■ Records shown ■

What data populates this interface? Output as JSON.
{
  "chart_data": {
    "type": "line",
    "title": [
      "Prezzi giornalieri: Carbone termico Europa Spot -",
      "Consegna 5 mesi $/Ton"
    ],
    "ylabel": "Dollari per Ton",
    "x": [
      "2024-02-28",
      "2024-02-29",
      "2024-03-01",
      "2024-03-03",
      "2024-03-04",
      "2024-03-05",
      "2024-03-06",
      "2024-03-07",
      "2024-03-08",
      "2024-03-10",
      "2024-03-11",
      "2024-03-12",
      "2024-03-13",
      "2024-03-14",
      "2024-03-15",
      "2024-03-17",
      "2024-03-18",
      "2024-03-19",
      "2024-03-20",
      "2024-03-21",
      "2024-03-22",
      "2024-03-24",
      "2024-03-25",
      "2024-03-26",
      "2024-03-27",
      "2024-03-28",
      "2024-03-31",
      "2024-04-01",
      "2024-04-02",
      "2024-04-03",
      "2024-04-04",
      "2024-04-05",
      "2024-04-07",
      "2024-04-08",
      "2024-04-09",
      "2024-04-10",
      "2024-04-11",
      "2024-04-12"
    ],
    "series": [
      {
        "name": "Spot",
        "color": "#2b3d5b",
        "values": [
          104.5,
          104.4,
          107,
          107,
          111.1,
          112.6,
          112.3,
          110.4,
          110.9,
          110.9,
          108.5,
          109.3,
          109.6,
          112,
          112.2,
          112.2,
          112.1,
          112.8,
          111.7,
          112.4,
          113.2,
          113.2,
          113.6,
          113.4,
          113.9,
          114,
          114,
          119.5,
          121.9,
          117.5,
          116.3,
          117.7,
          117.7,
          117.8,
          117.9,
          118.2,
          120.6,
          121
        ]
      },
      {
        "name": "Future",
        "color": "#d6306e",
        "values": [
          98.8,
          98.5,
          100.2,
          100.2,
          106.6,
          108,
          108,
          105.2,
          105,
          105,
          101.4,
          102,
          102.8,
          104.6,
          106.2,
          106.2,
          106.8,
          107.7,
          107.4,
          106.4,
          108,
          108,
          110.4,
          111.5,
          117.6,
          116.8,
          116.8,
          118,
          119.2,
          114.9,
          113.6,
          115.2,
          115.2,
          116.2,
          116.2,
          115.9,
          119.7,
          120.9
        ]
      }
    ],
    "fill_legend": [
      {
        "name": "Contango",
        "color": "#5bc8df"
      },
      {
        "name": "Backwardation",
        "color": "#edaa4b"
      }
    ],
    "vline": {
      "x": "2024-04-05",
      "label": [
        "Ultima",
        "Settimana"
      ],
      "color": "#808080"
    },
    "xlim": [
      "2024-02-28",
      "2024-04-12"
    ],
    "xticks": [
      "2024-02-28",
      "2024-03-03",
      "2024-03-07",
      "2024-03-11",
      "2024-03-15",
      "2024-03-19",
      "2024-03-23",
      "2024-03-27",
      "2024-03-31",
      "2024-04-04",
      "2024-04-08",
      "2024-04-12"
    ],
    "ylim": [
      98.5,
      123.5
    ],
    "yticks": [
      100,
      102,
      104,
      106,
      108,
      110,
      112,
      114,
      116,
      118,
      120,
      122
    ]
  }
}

■ Stated goal ■
Copy, from the material above, each line in which the string "name" occurs.

■ Correct result ■
        "name": "Spot",
        "name": "Future",
        "name": "Contango",
        "name": "Backwardation",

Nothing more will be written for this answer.